Set the listing down again exactly, please, apart from its pictures.

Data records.
— start —

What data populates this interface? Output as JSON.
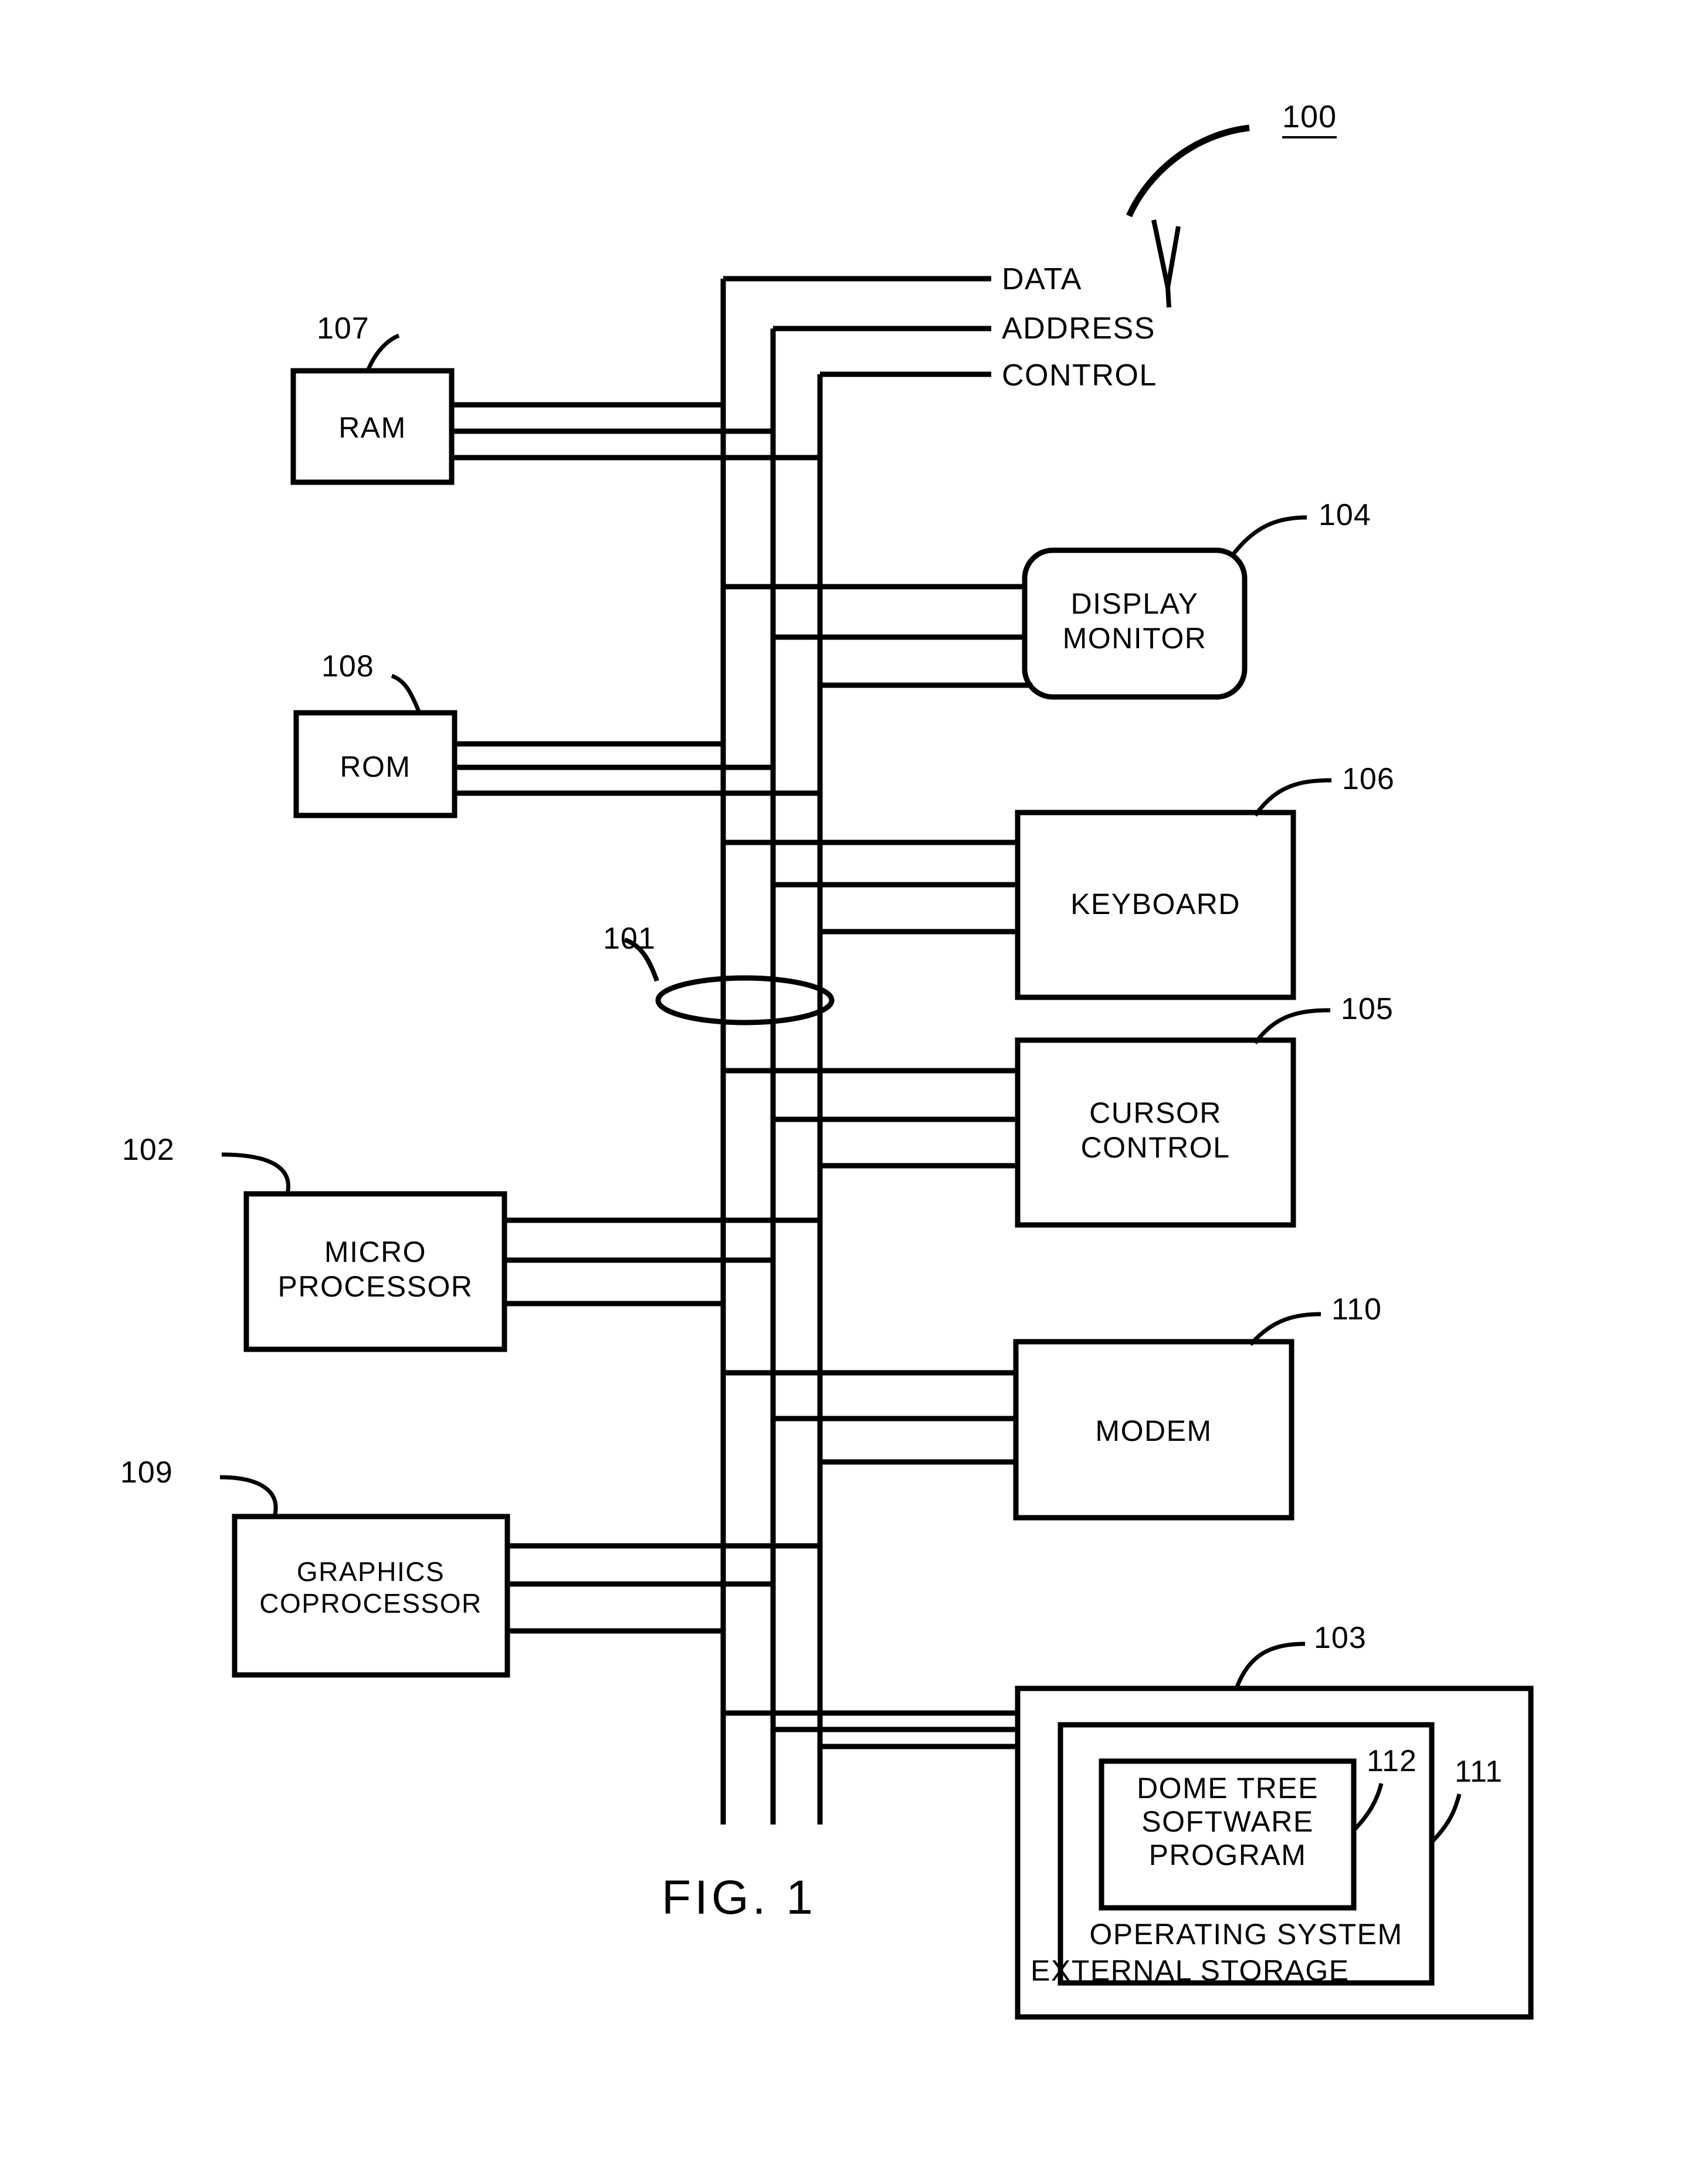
{
  "figure": {
    "caption": "FIG. 1",
    "system_ref": "100"
  },
  "bus": {
    "ref": "101",
    "lines": [
      {
        "name": "DATA"
      },
      {
        "name": "ADDRESS"
      },
      {
        "name": "CONTROL"
      }
    ]
  },
  "blocks": [
    {
      "id": "ram",
      "label": "RAM",
      "ref": "107"
    },
    {
      "id": "rom",
      "label": "ROM",
      "ref": "108"
    },
    {
      "id": "micro",
      "label_line1": "MICRO",
      "label_line2": "PROCESSOR",
      "ref": "102"
    },
    {
      "id": "graphics",
      "label_line1": "GRAPHICS",
      "label_line2": "COPROCESSOR",
      "ref": "109"
    },
    {
      "id": "display",
      "label_line1": "DISPLAY",
      "label_line2": "MONITOR",
      "ref": "104"
    },
    {
      "id": "keyboard",
      "label": "KEYBOARD",
      "ref": "106"
    },
    {
      "id": "cursor",
      "label_line1": "CURSOR",
      "label_line2": "CONTROL",
      "ref": "105"
    },
    {
      "id": "modem",
      "label": "MODEM",
      "ref": "110"
    },
    {
      "id": "storage",
      "label": "EXTERNAL STORAGE",
      "ref": "103"
    },
    {
      "id": "os",
      "label": "OPERATING SYSTEM",
      "ref": "111"
    },
    {
      "id": "program",
      "label_line1": "DOME TREE",
      "label_line2": "SOFTWARE",
      "label_line3": "PROGRAM",
      "ref": "112"
    }
  ],
  "colors": {
    "ink": "#000000",
    "paper": "#ffffff"
  }
}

— end —

EXPECTED ANSWER.
What data populates this interface? Output as JSON.
{
  "figure": {
    "caption": "FIG. 1",
    "system_ref": "100"
  },
  "bus": {
    "ref": "101",
    "lines": [
      {
        "name": "DATA"
      },
      {
        "name": "ADDRESS"
      },
      {
        "name": "CONTROL"
      }
    ]
  },
  "blocks": [
    {
      "id": "ram",
      "label": "RAM",
      "ref": "107"
    },
    {
      "id": "rom",
      "label": "ROM",
      "ref": "108"
    },
    {
      "id": "micro",
      "label_line1": "MICRO",
      "label_line2": "PROCESSOR",
      "ref": "102"
    },
    {
      "id": "graphics",
      "label_line1": "GRAPHICS",
      "label_line2": "COPROCESSOR",
      "ref": "109"
    },
    {
      "id": "display",
      "label_line1": "DISPLAY",
      "label_line2": "MONITOR",
      "ref": "104"
    },
    {
      "id": "keyboard",
      "label": "KEYBOARD",
      "ref": "106"
    },
    {
      "id": "cursor",
      "label_line1": "CURSOR",
      "label_line2": "CONTROL",
      "ref": "105"
    },
    {
      "id": "modem",
      "label": "MODEM",
      "ref": "110"
    },
    {
      "id": "storage",
      "label": "EXTERNAL STORAGE",
      "ref": "103"
    },
    {
      "id": "os",
      "label": "OPERATING SYSTEM",
      "ref": "111"
    },
    {
      "id": "program",
      "label_line1": "DOME TREE",
      "label_line2": "SOFTWARE",
      "label_line3": "PROGRAM",
      "ref": "112"
    }
  ],
  "colors": {
    "ink": "#000000",
    "paper": "#ffffff"
  }
}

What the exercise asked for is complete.